> GIVEN PROBLEM
Locate the word "Routes" in the entries below, then gather every line that holds it.

Data items:
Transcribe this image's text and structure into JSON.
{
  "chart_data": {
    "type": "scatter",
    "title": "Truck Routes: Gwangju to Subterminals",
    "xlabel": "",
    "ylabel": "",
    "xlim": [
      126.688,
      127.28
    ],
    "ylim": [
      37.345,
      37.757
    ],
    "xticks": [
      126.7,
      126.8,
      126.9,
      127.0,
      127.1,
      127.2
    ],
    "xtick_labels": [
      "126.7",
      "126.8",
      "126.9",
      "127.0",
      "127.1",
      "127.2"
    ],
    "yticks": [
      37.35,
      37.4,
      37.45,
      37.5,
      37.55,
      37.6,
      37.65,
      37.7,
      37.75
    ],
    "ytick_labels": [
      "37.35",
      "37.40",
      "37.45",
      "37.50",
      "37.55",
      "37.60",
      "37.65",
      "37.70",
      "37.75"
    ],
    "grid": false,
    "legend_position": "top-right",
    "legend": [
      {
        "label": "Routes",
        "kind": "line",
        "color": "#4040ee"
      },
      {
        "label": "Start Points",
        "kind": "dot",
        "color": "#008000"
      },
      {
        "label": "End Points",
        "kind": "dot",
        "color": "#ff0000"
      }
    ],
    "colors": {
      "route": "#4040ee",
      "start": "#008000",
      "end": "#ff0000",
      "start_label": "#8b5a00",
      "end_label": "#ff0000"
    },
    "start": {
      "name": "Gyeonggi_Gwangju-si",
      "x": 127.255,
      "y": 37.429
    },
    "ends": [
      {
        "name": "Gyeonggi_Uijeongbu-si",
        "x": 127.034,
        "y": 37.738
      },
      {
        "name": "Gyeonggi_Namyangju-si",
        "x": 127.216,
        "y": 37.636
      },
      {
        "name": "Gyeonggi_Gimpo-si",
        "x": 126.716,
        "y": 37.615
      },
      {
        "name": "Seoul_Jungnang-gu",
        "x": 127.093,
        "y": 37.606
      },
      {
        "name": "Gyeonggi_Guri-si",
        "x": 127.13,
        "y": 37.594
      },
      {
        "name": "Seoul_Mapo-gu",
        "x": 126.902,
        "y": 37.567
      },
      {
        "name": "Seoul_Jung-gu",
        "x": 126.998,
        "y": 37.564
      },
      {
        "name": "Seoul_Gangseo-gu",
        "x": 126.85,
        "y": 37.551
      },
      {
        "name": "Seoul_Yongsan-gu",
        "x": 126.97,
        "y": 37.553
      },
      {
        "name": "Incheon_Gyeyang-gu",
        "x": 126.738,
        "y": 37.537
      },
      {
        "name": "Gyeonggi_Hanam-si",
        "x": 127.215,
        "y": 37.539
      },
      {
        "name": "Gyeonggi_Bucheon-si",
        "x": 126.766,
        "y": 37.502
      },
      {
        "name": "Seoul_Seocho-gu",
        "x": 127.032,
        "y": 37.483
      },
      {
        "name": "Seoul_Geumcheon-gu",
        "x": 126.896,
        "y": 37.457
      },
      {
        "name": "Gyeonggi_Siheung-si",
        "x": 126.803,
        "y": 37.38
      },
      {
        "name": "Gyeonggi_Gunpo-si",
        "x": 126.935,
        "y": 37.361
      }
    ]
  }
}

> OUTPUT FOR THIS TASK
    "title": "Truck Routes: Gwangju to Subterminals",
        "label": "Routes",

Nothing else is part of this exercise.